> _Stored data_:
# # # # # # #
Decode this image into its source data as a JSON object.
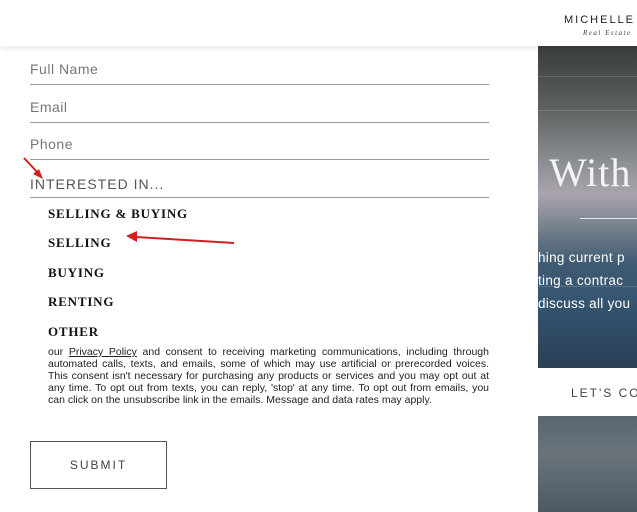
{
  "header": {
    "brand_name": "MICHELLE",
    "brand_sub": "Real Estate"
  },
  "form": {
    "full_name_placeholder": "Full Name",
    "email_placeholder": "Email",
    "phone_placeholder": "Phone",
    "interested_label": "INTERESTED IN...",
    "options": [
      "SELLING & BUYING",
      "SELLING",
      "BUYING",
      "RENTING",
      "OTHER"
    ],
    "consent_prefix": "our ",
    "privacy_link": "Privacy Policy",
    "consent_text": " and consent to receiving marketing communications, including through automated calls, texts, and emails, some of which may use artificial or prerecorded voices. This consent isn't necessary for purchasing any products or services and you may opt out at any time. To opt out from texts, you can reply, 'stop' at any time. To opt out from emails, you can click on the unsubscribe link in the emails. Message and data rates may apply.",
    "submit_label": "SUBMIT"
  },
  "side": {
    "heading": "With",
    "line1": "hing current p",
    "line2": "ting a contrac",
    "line3": "discuss all you",
    "cta": "LET'S CO"
  },
  "colors": {
    "annotation_arrow": "#d11f1f"
  }
}
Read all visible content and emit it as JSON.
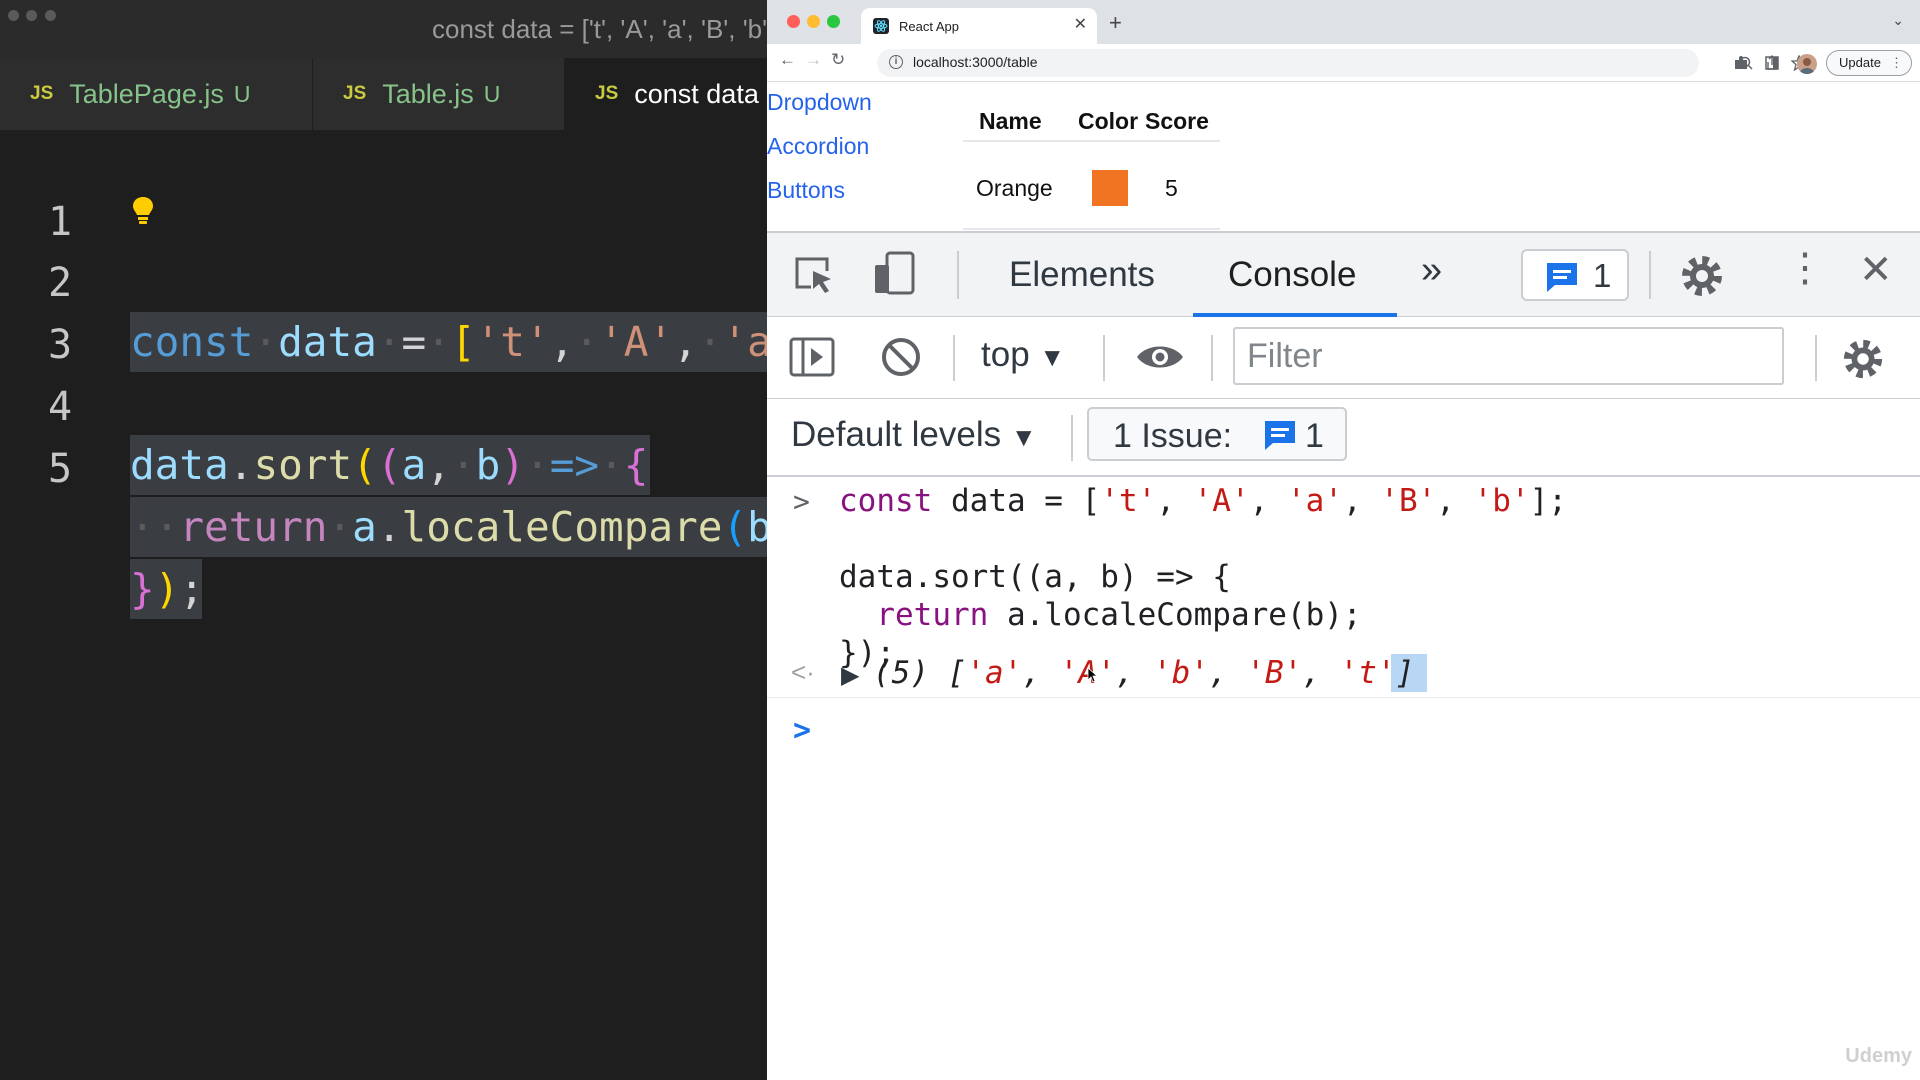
{
  "editor": {
    "window_title": "const data = ['t', 'A', 'a', 'B', 'b'];",
    "tabs": [
      {
        "icon": "JS",
        "name": "TablePage.js",
        "status": "U"
      },
      {
        "icon": "JS",
        "name": "Table.js",
        "status": "U"
      },
      {
        "icon": "JS",
        "name": "const data"
      }
    ],
    "line_numbers": [
      "1",
      "2",
      "3",
      "4",
      "5"
    ]
  },
  "browser": {
    "tab_title": "React App",
    "url": "localhost:3000/table",
    "update_label": "Update",
    "page": {
      "nav_links": [
        "Dropdown",
        "Accordion",
        "Buttons"
      ],
      "table": {
        "headers": [
          "Name",
          "Color",
          "Score"
        ],
        "rows": [
          {
            "name": "Orange",
            "color": "#f07422",
            "score": "5"
          }
        ]
      }
    },
    "devtools": {
      "tabs": [
        "Elements",
        "Console"
      ],
      "active_tab": "Console",
      "issues_count": "1",
      "context": "top",
      "filter_placeholder": "Filter",
      "levels": "Default levels",
      "issue_label": "1 Issue:",
      "issue_count": "1",
      "console": {
        "input_lines": [
          "const data = ['t', 'A', 'a', 'B', 'b'];",
          "",
          "data.sort((a, b) => {",
          "  return a.localeCompare(b);",
          "});"
        ],
        "result_count": "(5)",
        "result_items": [
          "'a'",
          "'A'",
          "'b'",
          "'B'",
          "'t'"
        ]
      }
    }
  },
  "watermark": "Udemy"
}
# # # # # # #
> _WORK INSTRUCTIONS_:
Repeat exactly the lines from the one holding "Read all visible content and emit it as JSON." through the last line of the entries, both included; the pictures do not belong in the copy.

> _THE SOLUTION_:
Read all visible content and emit it as JSON.
{
  "editor": {
    "window_title": "const data = ['t', 'A', 'a', 'B', 'b'];",
    "tabs": [
      {
        "icon": "JS",
        "name": "TablePage.js",
        "status": "U"
      },
      {
        "icon": "JS",
        "name": "Table.js",
        "status": "U"
      },
      {
        "icon": "JS",
        "name": "const data"
      }
    ],
    "line_numbers": [
      "1",
      "2",
      "3",
      "4",
      "5"
    ]
  },
  "browser": {
    "tab_title": "React App",
    "url": "localhost:3000/table",
    "update_label": "Update",
    "page": {
      "nav_links": [
        "Dropdown",
        "Accordion",
        "Buttons"
      ],
      "table": {
        "headers": [
          "Name",
          "Color",
          "Score"
        ],
        "rows": [
          {
            "name": "Orange",
            "color": "#f07422",
            "score": "5"
          }
        ]
      }
    },
    "devtools": {
      "tabs": [
        "Elements",
        "Console"
      ],
      "active_tab": "Console",
      "issues_count": "1",
      "context": "top",
      "filter_placeholder": "Filter",
      "levels": "Default levels",
      "issue_label": "1 Issue:",
      "issue_count": "1",
      "console": {
        "input_lines": [
          "const data = ['t', 'A', 'a', 'B', 'b'];",
          "",
          "data.sort((a, b) => {",
          "  return a.localeCompare(b);",
          "});"
        ],
        "result_count": "(5)",
        "result_items": [
          "'a'",
          "'A'",
          "'b'",
          "'B'",
          "'t'"
        ]
      }
    }
  },
  "watermark": "Udemy"
}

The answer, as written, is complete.